Given instruction
Format the lines of the records, from the line containing "zoom-out-button[interactable]: − xyxy=(15,439,26,450)" through the line containing "slider-value-field[interactable]: 0 xyxy=(721,334,771,346)", as a JSON list of strings. Use one string per line and omit blank lines.

[start of Data rows]

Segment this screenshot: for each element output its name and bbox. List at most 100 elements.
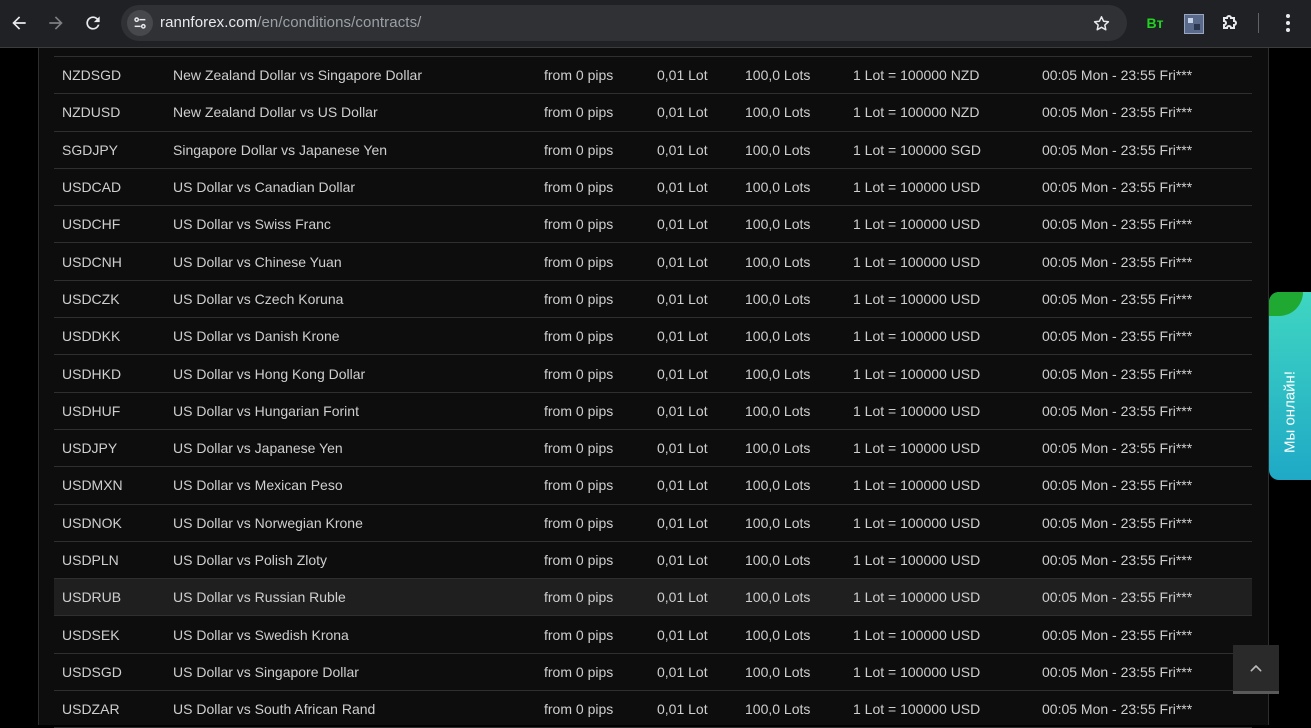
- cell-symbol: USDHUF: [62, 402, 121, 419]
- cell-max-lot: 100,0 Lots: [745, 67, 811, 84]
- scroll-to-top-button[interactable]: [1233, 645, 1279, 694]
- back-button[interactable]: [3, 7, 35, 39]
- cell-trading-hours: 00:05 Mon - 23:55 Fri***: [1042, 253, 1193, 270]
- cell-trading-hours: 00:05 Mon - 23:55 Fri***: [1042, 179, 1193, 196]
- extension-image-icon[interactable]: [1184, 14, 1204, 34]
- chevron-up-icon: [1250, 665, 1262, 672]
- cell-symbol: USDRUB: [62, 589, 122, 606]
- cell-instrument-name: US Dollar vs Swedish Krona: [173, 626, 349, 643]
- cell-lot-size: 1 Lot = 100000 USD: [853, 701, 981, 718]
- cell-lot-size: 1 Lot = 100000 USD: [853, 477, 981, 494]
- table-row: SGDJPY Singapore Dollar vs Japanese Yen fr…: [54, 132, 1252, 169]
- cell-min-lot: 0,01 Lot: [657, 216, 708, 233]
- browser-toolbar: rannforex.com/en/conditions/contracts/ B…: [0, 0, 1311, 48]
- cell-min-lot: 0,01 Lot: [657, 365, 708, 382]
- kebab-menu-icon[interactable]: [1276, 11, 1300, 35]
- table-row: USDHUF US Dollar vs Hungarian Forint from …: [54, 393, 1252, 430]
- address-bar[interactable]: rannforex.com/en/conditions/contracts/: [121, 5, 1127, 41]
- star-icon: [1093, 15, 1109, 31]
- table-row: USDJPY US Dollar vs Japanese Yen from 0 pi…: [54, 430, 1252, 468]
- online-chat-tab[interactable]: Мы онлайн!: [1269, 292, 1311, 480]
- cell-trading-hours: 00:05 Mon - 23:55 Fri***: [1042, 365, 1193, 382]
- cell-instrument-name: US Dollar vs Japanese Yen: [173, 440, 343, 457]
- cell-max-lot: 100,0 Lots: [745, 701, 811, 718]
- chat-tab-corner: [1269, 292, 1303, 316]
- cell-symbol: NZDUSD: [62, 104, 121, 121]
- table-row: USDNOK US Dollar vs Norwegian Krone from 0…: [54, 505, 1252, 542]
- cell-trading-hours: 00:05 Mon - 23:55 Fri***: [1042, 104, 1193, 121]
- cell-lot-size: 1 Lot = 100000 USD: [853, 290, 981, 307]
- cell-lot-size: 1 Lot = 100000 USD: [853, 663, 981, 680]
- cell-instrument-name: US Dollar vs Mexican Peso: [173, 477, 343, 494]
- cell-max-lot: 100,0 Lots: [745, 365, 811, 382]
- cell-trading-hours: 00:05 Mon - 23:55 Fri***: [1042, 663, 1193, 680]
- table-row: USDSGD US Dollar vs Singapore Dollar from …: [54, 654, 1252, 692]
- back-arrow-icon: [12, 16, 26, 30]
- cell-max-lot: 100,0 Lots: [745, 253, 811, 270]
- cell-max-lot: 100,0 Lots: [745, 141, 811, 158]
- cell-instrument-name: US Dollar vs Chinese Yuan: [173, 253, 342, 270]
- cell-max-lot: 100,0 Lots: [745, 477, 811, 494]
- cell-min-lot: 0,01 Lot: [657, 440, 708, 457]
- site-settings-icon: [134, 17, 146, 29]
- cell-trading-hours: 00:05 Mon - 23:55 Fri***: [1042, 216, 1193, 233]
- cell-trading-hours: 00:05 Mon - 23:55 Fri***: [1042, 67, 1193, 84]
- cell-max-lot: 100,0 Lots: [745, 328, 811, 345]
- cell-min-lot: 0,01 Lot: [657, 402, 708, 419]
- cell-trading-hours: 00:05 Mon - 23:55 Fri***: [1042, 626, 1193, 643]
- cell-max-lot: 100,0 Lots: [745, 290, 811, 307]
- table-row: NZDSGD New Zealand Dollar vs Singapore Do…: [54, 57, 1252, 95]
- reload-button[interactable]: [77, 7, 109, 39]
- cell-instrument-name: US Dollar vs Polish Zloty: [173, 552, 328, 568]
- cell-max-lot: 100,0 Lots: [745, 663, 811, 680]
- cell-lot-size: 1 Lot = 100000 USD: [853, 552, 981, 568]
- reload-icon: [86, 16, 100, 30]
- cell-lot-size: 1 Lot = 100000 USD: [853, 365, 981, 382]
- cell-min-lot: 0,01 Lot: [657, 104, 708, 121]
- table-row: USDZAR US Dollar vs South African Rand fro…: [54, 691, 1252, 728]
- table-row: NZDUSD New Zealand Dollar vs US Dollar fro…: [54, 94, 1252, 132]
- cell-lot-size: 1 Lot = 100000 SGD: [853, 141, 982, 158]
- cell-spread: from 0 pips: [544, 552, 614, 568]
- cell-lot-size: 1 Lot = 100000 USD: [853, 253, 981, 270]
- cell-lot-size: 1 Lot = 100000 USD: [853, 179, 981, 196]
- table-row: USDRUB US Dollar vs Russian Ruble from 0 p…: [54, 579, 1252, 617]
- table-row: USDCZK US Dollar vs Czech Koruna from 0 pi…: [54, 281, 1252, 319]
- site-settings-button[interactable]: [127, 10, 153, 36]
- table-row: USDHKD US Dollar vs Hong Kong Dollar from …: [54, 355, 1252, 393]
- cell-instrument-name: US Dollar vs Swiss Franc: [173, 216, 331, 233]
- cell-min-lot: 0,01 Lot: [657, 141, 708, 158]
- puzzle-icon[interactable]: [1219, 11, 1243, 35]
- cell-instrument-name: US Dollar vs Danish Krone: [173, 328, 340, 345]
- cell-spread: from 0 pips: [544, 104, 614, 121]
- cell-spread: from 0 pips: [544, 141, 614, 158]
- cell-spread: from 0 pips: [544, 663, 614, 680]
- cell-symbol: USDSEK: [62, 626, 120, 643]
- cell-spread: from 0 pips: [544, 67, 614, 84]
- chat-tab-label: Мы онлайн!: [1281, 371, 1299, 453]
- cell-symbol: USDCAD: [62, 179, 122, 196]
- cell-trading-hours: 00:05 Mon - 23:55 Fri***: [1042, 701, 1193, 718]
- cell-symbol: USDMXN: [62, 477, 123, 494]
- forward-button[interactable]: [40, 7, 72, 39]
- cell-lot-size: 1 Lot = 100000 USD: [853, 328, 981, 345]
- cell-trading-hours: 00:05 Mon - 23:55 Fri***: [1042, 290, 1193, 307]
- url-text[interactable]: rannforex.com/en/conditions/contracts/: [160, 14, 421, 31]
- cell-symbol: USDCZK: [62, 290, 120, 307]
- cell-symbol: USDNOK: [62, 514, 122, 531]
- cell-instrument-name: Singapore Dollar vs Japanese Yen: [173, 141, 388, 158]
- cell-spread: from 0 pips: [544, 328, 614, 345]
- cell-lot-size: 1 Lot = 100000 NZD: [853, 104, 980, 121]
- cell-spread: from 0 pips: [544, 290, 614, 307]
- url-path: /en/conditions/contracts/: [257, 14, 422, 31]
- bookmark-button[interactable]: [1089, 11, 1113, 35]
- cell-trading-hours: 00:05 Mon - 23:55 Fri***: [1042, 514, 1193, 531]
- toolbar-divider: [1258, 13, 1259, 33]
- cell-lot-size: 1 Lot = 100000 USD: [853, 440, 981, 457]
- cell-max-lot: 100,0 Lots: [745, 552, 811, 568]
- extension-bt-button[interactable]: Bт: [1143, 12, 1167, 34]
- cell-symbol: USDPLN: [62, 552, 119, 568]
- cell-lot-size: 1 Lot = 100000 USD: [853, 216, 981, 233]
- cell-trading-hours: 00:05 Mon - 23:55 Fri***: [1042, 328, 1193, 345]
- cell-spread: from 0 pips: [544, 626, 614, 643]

[end of Data rows]
[start of Data rows]

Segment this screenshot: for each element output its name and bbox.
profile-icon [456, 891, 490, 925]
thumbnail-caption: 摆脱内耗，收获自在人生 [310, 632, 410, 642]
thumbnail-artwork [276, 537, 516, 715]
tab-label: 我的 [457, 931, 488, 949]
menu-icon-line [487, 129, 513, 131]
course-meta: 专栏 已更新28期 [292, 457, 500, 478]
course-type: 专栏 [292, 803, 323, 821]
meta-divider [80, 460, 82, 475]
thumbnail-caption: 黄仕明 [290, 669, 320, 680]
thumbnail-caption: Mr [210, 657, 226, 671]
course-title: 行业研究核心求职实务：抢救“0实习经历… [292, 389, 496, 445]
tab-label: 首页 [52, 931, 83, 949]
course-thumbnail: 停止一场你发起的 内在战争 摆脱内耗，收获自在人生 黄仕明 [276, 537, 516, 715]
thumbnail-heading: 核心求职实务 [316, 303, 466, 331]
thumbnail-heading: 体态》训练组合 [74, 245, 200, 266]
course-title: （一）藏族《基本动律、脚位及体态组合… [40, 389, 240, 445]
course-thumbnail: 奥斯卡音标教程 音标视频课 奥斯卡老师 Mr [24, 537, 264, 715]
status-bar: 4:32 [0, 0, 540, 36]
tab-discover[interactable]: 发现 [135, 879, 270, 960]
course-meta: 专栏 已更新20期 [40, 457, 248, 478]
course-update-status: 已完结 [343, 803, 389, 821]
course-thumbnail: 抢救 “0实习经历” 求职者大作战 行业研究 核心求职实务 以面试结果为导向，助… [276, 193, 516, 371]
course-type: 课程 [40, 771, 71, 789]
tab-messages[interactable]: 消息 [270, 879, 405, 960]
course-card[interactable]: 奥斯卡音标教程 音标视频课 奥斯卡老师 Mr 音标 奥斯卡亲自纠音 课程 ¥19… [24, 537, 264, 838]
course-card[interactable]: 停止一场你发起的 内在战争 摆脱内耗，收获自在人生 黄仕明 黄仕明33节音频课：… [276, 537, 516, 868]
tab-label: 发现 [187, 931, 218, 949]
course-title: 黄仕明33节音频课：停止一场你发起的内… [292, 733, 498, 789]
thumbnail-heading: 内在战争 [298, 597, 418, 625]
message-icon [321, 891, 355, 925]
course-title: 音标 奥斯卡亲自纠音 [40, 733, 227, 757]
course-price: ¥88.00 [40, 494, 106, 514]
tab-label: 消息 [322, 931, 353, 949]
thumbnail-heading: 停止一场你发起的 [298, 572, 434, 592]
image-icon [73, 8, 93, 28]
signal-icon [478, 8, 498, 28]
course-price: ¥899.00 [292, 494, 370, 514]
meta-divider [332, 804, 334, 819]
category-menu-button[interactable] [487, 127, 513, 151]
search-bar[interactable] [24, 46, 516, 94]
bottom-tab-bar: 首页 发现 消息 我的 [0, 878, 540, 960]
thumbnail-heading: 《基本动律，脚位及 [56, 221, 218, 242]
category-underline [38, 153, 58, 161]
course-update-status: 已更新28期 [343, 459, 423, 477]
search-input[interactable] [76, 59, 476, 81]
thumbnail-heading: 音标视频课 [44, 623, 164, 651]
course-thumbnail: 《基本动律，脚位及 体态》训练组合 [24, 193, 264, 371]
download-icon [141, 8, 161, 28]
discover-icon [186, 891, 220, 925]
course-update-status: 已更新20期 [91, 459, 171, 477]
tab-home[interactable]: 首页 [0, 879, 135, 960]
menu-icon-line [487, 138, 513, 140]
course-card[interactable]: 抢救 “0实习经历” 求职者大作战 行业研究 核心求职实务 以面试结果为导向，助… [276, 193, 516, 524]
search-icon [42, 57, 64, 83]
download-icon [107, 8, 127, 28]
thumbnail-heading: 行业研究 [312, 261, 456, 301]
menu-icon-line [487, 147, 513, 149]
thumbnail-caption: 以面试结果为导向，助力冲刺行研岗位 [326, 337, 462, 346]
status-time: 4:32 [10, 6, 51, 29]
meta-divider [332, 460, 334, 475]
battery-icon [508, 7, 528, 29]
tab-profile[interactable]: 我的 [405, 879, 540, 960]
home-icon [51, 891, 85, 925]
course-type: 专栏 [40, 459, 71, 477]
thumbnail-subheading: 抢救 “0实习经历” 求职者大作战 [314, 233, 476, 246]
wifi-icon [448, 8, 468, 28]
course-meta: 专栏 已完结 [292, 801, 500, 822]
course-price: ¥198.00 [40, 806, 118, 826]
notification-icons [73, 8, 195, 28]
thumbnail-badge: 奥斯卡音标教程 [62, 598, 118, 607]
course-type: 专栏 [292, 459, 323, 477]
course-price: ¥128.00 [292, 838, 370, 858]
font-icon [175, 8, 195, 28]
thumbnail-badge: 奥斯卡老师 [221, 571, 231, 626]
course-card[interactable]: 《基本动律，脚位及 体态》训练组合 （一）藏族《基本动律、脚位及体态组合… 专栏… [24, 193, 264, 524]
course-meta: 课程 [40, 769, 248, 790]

[end of Data rows]
[start of Data rows]

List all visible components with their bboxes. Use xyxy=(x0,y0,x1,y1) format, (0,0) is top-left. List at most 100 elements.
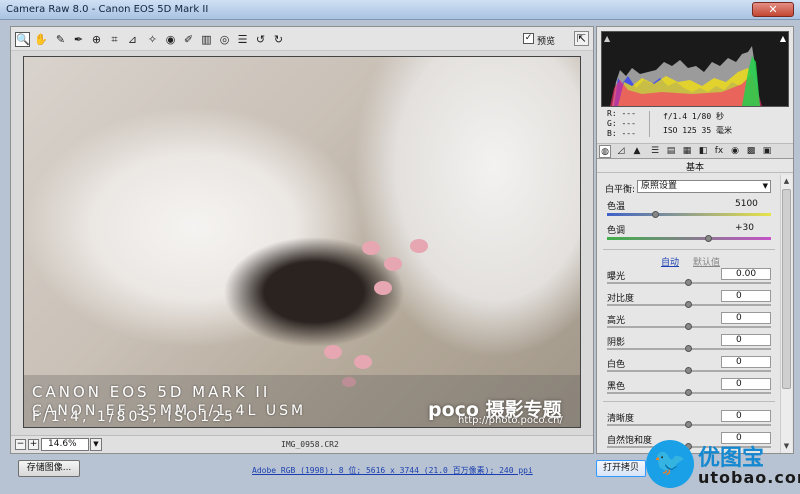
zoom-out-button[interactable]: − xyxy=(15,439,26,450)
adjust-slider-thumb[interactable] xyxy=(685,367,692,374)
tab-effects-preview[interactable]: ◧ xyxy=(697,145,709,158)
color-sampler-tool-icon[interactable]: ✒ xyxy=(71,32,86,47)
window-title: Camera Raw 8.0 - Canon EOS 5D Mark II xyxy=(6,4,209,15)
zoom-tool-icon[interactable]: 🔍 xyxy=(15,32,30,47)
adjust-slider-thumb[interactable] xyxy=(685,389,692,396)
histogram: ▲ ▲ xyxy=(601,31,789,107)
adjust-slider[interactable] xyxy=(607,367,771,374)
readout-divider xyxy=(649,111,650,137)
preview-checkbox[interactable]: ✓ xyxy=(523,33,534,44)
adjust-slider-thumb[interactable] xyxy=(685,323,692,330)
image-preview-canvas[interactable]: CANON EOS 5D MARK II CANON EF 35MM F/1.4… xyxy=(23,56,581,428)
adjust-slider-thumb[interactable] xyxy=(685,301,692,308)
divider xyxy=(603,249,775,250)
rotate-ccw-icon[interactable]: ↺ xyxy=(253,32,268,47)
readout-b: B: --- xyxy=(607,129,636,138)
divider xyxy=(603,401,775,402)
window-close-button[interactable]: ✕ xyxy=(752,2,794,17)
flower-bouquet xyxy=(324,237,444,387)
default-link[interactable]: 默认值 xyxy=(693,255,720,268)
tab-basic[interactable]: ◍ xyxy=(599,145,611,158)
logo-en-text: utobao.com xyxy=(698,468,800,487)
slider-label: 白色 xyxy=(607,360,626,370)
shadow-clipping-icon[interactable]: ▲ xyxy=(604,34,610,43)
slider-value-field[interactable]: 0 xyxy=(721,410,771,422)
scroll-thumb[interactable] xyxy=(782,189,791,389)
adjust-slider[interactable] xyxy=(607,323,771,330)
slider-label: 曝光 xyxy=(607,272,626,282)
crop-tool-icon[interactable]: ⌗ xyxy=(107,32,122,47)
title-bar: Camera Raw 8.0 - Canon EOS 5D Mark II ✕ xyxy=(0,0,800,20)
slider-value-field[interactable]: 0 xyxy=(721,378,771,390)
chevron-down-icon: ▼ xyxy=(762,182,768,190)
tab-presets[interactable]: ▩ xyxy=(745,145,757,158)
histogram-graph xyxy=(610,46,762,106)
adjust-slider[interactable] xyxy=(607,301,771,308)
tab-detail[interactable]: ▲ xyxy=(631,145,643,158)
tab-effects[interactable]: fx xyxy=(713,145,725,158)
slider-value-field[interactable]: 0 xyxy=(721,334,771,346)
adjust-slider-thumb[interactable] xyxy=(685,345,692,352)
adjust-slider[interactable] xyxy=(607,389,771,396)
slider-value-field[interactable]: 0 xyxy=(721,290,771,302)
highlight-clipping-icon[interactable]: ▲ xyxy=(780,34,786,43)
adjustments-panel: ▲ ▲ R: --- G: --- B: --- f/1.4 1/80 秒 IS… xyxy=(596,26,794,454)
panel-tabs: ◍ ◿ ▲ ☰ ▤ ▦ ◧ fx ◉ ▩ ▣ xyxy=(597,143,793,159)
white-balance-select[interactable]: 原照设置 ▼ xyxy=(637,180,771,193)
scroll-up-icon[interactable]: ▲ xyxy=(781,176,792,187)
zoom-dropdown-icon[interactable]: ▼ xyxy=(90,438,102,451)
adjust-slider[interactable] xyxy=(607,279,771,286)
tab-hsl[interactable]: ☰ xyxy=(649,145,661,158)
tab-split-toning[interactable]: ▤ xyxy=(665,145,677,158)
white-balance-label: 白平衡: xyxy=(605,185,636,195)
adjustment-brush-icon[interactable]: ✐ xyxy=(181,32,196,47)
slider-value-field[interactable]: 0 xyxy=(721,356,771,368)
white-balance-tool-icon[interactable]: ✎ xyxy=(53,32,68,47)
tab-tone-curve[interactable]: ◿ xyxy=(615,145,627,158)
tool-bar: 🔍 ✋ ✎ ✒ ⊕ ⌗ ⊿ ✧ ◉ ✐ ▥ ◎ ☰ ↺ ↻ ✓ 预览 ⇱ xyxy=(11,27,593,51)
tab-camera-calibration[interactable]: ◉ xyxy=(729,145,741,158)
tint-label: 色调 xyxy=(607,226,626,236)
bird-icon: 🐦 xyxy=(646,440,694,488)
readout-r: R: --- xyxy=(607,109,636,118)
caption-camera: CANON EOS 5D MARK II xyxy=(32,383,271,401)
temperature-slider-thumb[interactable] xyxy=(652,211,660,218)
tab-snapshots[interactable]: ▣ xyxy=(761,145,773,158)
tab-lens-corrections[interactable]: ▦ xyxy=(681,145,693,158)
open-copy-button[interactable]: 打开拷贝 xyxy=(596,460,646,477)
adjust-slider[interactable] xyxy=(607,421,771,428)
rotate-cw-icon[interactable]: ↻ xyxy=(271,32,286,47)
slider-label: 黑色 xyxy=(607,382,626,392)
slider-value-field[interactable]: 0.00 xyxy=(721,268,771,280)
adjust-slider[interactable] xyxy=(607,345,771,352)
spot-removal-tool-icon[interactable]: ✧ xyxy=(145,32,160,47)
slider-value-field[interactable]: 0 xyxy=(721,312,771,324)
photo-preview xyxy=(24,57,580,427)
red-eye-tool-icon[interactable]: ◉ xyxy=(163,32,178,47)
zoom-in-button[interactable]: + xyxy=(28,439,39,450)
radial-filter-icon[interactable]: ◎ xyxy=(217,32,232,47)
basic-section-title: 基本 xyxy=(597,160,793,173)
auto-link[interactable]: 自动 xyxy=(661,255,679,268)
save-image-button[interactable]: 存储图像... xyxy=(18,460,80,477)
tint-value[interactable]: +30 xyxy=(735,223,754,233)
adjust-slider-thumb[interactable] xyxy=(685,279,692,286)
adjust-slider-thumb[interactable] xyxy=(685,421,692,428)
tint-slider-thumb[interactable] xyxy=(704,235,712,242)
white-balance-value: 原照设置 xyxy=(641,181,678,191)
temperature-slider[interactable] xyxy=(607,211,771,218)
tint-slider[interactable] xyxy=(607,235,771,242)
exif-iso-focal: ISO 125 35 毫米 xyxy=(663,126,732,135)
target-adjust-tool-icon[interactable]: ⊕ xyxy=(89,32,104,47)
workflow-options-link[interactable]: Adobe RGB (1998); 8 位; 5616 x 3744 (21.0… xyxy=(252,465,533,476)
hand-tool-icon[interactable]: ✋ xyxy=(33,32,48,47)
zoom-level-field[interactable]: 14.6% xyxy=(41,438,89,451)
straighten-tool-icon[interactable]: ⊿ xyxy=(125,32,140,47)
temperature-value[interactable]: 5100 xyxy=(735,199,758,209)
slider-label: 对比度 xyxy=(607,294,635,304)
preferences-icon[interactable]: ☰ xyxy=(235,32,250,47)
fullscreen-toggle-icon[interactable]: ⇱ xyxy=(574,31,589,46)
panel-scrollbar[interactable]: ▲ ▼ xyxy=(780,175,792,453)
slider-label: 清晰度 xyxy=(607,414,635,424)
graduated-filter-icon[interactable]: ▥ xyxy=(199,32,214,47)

[end of Data rows]

Correct output
[
  "zoom-out-button[interactable]: − xyxy=(15,439,26,450)",
  "adjust-slider-thumb[interactable] xyxy=(685,367,692,374)",
  "tab-effects-preview[interactable]: ◧ xyxy=(697,145,709,158)",
  "color-sampler-tool-icon[interactable]: ✒ xyxy=(71,32,86,47)",
  "window-title: Camera Raw 8.0 - Canon EOS 5D Mark II xyxy=(6,4,209,15)",
  "zoom-tool-icon[interactable]: 🔍 xyxy=(15,32,30,47)",
  "adjust-slider-thumb[interactable] xyxy=(685,389,692,396)",
  "histogram: ▲ ▲ xyxy=(601,31,789,107)",
  "adjust-slider[interactable] xyxy=(607,367,771,374)",
  "readout-divider xyxy=(649,111,650,137)",
  "preview-checkbox[interactable]: ✓ xyxy=(523,33,534,44)",
  "adjust-slider-thumb[interactable] xyxy=(685,323,692,330)",
  "image-preview-canvas[interactable]: CANON EOS 5D MARK II CANON EF 35MM F/1.4… xyxy=(23,56,581,428)",
  "adjust-slider-thumb[interactable] xyxy=(685,301,692,308)",
  "divider xyxy=(603,249,775,250)",
  "rotate-ccw-icon[interactable]: ↺ xyxy=(253,32,268,47)",
  "readout-b: B: --- xyxy=(607,129,636,138)",
  "divider xyxy=(603,401,775,402)",
  "window-close-button[interactable]: ✕ xyxy=(752,2,794,17)",
  "flower-bouquet xyxy=(324,237,444,387)",
  "default-link[interactable]: 默认值 xyxy=(693,255,720,268)",
  "tab-basic[interactable]: ◍ xyxy=(599,145,611,158)",
  "logo-en-text: utobao.com xyxy=(698,468,800,487)",
  "slider-label: 白色 xyxy=(607,360,626,370)",
  "shadow-clipping-icon[interactable]: ▲ xyxy=(604,34,610,43)",
  "slider-value-field[interactable]: 0 xyxy=(721,410,771,422)",
  "scroll-thumb[interactable] xyxy=(782,189,791,389)",
  "adjust-slider[interactable] xyxy=(607,323,771,330)",
  "slider-label: 曝光 xyxy=(607,272,626,282)",
  "crop-tool-icon[interactable]: ⌗ xyxy=(107,32,122,47)",
  "title-bar: Camera Raw 8.0 - Canon EOS 5D Mark II ✕ xyxy=(0,0,800,20)",
  "slider-value-field[interactable]: 0 xyxy=(721,378,771,390)",
  "chevron-down-icon: ▼ xyxy=(762,182,768,190)",
  "tab-presets[interactable]: ▩ xyxy=(745,145,757,158)",
  "histogram-graph xyxy=(610,46,762,106)",
  "adjust-slider[interactable] xyxy=(607,301,771,308)",
  "tab-detail[interactable]: ▲ xyxy=(631,145,643,158)",
  "tab-effects[interactable]: fx xyxy=(713,145,725,158)",
  "slider-value-field[interactable]: 0 xyxy=(721,334,771,346)"
]